● GOAL OF THE EXERCISE: Please output the following lines exactly as they appear.

● MATERIAL FOR THE TASK:
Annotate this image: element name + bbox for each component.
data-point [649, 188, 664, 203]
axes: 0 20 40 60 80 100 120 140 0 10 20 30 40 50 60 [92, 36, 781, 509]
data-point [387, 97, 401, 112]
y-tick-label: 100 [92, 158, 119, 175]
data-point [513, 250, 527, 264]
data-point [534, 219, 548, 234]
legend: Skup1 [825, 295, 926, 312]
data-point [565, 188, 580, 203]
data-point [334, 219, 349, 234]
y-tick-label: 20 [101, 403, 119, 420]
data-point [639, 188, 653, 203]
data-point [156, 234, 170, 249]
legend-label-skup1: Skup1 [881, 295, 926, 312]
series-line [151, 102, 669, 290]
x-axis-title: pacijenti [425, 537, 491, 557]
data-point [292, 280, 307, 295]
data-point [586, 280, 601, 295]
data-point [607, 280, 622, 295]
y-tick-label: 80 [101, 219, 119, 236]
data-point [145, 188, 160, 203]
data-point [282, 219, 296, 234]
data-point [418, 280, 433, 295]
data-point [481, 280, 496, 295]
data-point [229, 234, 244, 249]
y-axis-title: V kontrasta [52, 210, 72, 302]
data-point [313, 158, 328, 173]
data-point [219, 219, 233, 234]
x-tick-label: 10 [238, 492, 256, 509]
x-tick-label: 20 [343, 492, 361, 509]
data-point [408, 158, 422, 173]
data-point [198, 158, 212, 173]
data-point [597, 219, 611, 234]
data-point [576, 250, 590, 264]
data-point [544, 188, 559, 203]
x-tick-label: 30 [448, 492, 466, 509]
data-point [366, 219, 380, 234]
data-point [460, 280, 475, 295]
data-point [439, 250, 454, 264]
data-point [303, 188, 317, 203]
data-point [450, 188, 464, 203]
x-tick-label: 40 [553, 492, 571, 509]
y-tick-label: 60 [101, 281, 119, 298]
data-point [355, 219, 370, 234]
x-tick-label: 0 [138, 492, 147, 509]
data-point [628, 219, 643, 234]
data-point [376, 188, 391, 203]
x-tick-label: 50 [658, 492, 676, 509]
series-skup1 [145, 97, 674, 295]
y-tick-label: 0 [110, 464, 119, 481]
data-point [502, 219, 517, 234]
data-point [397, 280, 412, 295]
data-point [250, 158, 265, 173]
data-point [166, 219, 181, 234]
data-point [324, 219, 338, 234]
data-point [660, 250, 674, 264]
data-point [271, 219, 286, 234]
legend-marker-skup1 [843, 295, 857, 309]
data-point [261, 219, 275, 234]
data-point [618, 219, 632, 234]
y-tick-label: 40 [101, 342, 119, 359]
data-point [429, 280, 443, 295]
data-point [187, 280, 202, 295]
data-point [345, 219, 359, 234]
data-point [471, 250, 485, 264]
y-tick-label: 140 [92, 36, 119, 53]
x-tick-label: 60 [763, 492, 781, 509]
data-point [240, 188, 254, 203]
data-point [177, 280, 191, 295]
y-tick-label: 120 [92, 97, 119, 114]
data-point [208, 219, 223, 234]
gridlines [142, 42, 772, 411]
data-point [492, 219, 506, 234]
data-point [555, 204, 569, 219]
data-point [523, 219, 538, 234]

● SOLUTION TO THIS EXERCISE:
Annotate this image: element name + bbox for each component.
data-point [649, 188, 664, 203]
axes: 0 20 40 60 80 100 120 140 0 10 20 30 40 50 60 [92, 36, 781, 509]
data-point [387, 97, 401, 112]
y-tick-label: 100 [92, 158, 119, 175]
data-point [513, 250, 527, 264]
data-point [534, 219, 548, 234]
legend: Skup1 [825, 295, 926, 312]
data-point [565, 188, 580, 203]
data-point [334, 219, 349, 234]
y-tick-label: 20 [101, 403, 119, 420]
data-point [639, 188, 653, 203]
data-point [156, 234, 170, 249]
legend-label-skup1: Skup1 [881, 295, 926, 312]
series-line [151, 102, 669, 290]
x-axis-title: pacijenti [425, 537, 491, 557]
data-point [292, 280, 307, 295]
data-point [586, 280, 601, 295]
data-point [607, 280, 622, 295]
y-tick-label: 80 [101, 219, 119, 236]
data-point [145, 188, 160, 203]
data-point [282, 219, 296, 234]
data-point [418, 280, 433, 295]
data-point [481, 280, 496, 295]
data-point [229, 234, 244, 249]
y-axis-title: V kontrasta [52, 210, 72, 302]
data-point [313, 158, 328, 173]
data-point [219, 219, 233, 234]
x-tick-label: 10 [238, 492, 256, 509]
x-tick-label: 20 [343, 492, 361, 509]
data-point [408, 158, 422, 173]
data-point [198, 158, 212, 173]
data-point [597, 219, 611, 234]
data-point [576, 250, 590, 264]
data-point [544, 188, 559, 203]
x-tick-label: 30 [448, 492, 466, 509]
data-point [366, 219, 380, 234]
data-point [460, 280, 475, 295]
data-point [439, 250, 454, 264]
data-point [303, 188, 317, 203]
data-point [450, 188, 464, 203]
x-tick-label: 40 [553, 492, 571, 509]
y-tick-label: 60 [101, 281, 119, 298]
data-point [355, 219, 370, 234]
x-tick-label: 0 [138, 492, 147, 509]
data-point [628, 219, 643, 234]
data-point [376, 188, 391, 203]
x-tick-label: 50 [658, 492, 676, 509]
series-skup1 [145, 97, 674, 295]
y-tick-label: 0 [110, 464, 119, 481]
data-point [502, 219, 517, 234]
data-point [397, 280, 412, 295]
data-point [250, 158, 265, 173]
data-point [166, 219, 181, 234]
data-point [324, 219, 338, 234]
data-point [660, 250, 674, 264]
data-point [271, 219, 286, 234]
legend-marker-skup1 [843, 295, 857, 309]
data-point [261, 219, 275, 234]
data-point [618, 219, 632, 234]
y-tick-label: 40 [101, 342, 119, 359]
data-point [429, 280, 443, 295]
data-point [187, 280, 202, 295]
data-point [345, 219, 359, 234]
data-point [471, 250, 485, 264]
y-tick-label: 140 [92, 36, 119, 53]
x-tick-label: 60 [763, 492, 781, 509]
data-point [240, 188, 254, 203]
data-point [177, 280, 191, 295]
y-tick-label: 120 [92, 97, 119, 114]
data-point [208, 219, 223, 234]
gridlines [142, 42, 772, 411]
data-point [492, 219, 506, 234]
data-point [555, 204, 569, 219]
data-point [523, 219, 538, 234]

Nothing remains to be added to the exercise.